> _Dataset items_
▬▬▬▬▬▬▬▬▬▬
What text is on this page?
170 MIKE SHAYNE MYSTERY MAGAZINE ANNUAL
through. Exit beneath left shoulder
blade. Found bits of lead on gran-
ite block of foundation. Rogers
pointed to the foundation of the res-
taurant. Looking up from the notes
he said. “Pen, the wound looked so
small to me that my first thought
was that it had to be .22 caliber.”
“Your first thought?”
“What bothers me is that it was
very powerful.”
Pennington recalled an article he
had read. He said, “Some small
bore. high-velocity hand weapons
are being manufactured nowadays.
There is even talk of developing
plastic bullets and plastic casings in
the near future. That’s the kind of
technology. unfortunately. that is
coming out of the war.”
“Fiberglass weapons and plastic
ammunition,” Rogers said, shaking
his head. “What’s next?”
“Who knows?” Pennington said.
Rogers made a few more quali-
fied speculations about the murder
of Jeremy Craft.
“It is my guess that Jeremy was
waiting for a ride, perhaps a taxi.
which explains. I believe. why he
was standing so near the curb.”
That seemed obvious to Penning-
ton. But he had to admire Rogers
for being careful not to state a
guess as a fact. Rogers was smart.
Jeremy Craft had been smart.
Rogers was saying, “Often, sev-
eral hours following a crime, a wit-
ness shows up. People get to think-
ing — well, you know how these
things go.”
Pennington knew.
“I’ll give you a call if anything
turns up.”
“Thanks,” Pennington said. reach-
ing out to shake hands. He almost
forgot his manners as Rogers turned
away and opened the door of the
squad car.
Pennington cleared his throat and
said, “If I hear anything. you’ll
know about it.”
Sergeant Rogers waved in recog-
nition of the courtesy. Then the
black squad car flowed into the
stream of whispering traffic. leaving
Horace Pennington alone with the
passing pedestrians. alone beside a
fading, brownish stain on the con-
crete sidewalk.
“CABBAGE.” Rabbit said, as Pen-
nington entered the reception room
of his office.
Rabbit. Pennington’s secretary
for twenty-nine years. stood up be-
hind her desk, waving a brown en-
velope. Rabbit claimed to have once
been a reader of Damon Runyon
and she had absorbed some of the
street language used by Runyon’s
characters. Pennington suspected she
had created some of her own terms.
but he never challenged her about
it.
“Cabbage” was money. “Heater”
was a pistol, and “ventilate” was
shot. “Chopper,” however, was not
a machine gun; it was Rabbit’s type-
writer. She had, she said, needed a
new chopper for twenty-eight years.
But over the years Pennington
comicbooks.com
▬▬▬▬▬▬▬▬▬▬
> _WHAT IS EXPECTED_
Pick out all the lines with the word "Rabbit" in them and copy them.

> _RESULT OF THE TASK_
“CABBAGE.” Rabbit said, as Pen-
Rabbit. Pennington’s secretary
velope. Rabbit claimed to have once
a machine gun; it was Rabbit’s type-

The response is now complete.